[START Dataset entries]

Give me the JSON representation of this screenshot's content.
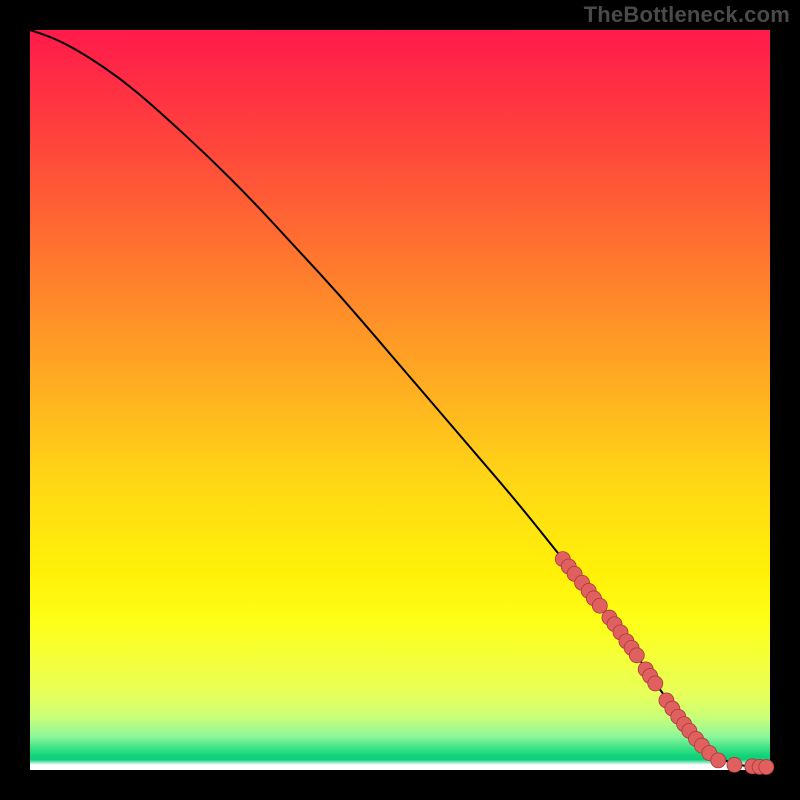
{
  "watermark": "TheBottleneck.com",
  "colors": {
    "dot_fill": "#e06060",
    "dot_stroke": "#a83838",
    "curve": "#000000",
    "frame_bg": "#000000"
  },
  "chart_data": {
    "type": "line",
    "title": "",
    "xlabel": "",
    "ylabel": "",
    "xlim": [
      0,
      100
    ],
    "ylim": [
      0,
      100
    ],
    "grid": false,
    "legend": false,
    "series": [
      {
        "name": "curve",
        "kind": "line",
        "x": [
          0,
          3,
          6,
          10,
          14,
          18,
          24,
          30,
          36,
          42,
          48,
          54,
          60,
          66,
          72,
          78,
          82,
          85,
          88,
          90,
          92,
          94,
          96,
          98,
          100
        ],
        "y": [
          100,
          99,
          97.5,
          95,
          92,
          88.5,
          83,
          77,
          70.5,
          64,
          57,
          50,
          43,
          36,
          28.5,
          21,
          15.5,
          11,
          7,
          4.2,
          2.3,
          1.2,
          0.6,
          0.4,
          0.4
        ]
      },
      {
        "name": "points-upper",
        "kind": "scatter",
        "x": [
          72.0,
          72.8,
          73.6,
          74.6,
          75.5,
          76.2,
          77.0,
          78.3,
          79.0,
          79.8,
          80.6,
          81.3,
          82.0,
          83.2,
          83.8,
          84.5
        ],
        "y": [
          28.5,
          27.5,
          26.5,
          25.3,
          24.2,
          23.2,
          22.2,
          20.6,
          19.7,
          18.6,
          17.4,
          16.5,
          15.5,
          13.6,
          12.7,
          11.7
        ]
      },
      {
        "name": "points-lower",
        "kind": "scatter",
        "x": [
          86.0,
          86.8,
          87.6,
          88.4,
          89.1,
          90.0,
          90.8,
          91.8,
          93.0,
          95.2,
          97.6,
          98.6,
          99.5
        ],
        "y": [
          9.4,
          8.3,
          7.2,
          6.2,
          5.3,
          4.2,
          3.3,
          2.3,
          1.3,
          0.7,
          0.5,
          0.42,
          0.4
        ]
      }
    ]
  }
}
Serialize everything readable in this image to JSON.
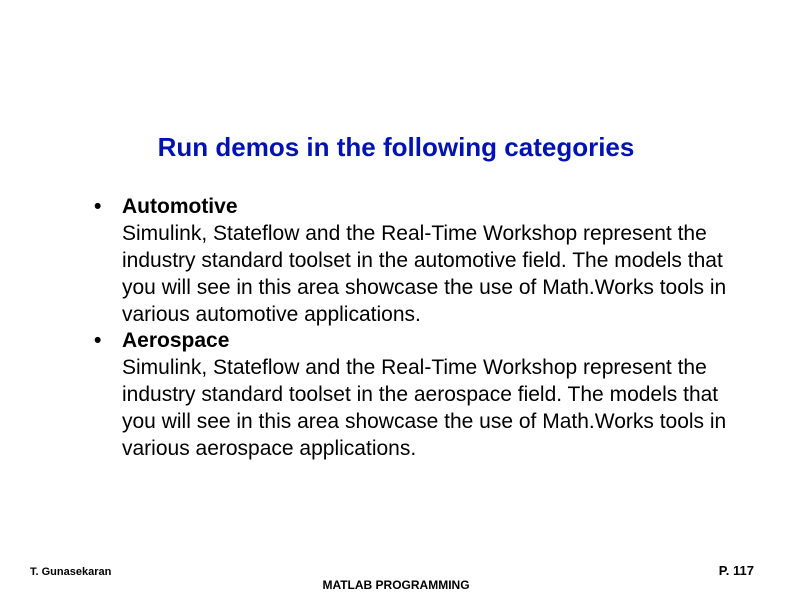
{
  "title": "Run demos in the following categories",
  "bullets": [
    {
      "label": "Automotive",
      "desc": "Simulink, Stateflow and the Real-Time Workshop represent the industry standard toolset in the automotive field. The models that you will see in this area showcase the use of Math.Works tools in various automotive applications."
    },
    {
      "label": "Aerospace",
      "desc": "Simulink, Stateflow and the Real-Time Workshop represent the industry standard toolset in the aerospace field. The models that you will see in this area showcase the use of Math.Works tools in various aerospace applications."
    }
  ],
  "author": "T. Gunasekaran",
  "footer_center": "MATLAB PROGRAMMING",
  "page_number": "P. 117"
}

[END Dataset entries]

Problem statement —
In the material above, show every line where the word "name" turns up.

Exercise solution —
        "name": "curve",
        "name": "points-upper",
        "name": "points-lower",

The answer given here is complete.